Page text dataset records:

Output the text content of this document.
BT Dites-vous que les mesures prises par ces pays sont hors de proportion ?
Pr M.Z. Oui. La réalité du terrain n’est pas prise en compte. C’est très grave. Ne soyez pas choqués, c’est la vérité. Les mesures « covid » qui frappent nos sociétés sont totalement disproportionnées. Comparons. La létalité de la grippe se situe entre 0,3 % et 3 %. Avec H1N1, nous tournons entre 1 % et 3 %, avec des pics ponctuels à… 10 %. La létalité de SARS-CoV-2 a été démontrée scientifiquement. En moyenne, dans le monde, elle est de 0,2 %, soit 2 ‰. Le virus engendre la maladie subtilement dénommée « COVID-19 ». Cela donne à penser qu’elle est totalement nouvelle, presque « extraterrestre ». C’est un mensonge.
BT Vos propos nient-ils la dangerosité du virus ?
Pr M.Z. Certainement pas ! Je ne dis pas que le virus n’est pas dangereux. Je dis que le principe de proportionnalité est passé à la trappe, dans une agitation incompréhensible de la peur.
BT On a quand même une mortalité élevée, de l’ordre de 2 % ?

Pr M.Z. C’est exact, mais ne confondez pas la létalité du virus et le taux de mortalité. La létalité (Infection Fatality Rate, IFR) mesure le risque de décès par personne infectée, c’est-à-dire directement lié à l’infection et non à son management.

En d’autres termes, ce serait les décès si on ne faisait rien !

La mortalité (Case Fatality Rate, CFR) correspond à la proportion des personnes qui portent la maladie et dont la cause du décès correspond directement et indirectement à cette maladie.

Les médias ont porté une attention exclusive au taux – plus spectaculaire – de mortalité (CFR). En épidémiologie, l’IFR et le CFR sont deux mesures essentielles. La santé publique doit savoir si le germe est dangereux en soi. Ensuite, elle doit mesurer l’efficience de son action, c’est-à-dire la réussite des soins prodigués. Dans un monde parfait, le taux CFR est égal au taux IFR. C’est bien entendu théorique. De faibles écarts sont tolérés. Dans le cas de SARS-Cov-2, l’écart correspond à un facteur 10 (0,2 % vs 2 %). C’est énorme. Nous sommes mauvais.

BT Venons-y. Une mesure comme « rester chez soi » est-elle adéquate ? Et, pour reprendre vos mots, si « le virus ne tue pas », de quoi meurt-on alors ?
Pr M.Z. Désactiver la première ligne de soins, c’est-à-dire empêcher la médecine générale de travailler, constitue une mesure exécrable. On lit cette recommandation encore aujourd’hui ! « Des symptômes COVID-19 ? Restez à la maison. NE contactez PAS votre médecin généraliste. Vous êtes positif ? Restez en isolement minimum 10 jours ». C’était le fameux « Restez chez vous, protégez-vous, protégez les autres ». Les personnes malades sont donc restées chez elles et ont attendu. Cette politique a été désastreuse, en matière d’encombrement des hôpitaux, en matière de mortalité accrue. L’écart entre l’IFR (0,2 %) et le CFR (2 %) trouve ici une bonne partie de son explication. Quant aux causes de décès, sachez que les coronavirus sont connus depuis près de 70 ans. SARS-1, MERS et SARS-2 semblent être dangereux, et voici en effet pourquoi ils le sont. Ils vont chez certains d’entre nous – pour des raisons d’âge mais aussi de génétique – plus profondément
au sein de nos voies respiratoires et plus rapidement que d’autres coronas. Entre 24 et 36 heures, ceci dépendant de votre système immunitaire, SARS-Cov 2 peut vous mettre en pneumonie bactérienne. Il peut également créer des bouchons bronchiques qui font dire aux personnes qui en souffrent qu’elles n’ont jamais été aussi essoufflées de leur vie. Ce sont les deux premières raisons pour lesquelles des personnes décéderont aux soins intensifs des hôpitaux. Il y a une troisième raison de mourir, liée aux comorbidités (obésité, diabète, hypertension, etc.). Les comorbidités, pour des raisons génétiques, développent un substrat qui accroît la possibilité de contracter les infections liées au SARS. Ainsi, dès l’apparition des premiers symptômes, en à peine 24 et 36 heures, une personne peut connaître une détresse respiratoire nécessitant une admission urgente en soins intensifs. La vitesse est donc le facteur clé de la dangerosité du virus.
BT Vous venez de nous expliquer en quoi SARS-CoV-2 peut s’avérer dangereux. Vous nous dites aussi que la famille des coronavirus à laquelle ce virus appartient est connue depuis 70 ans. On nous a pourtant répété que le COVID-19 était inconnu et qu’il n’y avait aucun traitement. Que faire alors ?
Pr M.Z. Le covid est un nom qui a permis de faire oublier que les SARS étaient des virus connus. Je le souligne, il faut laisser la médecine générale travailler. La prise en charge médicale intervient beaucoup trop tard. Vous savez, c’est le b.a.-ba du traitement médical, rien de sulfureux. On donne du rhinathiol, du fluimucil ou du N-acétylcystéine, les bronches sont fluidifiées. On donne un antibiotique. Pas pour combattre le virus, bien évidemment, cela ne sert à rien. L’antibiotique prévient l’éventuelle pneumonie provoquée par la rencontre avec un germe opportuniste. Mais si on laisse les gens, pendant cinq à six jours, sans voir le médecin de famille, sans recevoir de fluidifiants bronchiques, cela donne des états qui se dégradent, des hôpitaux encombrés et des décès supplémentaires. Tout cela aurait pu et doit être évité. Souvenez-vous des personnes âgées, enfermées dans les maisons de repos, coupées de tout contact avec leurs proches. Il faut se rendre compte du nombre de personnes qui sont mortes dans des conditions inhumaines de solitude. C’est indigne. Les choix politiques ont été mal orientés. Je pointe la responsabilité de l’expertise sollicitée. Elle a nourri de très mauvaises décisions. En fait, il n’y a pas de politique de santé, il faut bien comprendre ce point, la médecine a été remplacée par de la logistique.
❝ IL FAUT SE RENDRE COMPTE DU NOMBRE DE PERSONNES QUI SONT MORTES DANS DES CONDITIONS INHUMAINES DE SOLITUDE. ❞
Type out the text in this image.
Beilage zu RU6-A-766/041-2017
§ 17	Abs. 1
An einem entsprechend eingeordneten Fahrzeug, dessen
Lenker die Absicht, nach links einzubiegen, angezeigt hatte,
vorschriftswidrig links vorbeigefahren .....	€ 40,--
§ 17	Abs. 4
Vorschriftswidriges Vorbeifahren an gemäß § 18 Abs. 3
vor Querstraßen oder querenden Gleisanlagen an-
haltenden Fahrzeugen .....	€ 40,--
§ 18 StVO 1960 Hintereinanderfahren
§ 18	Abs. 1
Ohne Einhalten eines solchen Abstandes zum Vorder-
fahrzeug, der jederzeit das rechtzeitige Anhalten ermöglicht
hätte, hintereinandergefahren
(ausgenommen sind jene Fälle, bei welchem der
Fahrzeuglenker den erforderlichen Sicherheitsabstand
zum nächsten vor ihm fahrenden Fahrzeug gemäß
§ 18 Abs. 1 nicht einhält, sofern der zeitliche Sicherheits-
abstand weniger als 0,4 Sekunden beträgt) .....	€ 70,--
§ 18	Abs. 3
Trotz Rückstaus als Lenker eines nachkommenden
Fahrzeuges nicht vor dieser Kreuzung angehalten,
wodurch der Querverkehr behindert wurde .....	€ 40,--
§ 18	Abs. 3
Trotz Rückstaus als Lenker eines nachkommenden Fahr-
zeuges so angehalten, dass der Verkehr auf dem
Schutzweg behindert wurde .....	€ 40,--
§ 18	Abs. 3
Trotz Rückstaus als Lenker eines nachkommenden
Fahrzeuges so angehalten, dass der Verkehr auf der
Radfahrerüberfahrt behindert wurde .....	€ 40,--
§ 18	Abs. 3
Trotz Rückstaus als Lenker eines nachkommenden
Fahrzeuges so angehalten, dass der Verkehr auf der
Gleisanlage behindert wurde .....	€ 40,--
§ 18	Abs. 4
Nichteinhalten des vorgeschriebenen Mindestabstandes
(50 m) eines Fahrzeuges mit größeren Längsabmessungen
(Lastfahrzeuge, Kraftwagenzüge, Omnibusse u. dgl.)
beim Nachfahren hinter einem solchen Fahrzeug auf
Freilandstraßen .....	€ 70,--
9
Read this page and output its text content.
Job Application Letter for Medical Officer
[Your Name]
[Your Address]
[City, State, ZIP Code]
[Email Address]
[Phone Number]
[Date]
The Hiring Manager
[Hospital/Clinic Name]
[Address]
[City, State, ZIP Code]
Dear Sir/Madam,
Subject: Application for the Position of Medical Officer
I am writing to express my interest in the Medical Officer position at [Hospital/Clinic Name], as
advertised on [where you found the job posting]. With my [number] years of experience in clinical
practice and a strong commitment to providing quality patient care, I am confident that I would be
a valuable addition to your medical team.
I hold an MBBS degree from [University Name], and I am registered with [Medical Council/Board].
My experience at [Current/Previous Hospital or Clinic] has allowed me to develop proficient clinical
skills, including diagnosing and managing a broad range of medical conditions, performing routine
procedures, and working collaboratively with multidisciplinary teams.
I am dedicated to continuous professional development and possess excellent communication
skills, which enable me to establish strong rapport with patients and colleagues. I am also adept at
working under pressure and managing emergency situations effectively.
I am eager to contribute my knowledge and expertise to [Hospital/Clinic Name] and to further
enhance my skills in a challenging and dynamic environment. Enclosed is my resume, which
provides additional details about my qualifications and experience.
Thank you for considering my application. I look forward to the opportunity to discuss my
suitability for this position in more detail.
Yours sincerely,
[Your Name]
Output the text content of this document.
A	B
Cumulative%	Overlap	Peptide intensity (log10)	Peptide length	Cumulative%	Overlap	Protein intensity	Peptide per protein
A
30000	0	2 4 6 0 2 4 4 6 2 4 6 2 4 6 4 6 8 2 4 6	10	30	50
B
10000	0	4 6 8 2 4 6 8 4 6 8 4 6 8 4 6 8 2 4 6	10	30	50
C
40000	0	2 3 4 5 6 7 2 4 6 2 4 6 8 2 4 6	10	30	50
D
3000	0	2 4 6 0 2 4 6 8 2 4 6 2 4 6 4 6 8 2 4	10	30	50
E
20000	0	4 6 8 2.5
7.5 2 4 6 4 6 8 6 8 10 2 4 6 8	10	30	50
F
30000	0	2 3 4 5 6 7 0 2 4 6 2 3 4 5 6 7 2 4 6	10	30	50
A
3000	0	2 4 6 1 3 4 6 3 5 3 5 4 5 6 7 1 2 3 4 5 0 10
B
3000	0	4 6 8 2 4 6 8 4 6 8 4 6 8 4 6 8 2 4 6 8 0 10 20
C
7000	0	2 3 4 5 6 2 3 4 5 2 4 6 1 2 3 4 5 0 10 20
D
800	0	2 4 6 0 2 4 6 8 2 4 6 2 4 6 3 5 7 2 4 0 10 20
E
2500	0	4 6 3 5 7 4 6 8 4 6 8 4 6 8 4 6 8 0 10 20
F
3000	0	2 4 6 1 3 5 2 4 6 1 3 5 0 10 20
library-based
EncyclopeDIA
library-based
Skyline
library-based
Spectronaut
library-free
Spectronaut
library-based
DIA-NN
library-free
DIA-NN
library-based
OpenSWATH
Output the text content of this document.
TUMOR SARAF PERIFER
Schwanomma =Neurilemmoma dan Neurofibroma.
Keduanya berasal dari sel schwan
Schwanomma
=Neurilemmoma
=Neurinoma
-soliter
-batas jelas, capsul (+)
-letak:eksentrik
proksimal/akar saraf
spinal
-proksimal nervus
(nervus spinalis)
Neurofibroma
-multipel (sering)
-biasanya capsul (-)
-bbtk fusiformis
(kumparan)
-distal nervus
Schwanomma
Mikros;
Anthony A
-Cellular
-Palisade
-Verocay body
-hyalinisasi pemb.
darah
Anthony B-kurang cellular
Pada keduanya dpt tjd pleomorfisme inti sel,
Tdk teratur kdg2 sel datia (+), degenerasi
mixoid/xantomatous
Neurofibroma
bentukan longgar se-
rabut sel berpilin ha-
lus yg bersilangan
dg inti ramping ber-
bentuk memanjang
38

WORK INSTRUCTIONS:
Among the records above, find each line containing the string "gemäß" and copy it.

WRITTEN RESPONSE:
Vorschriftswidriges Vorbeifahren an gemäß § 18 Abs. 3
zum nächsten vor ihm fahrenden Fahrzeug gemäß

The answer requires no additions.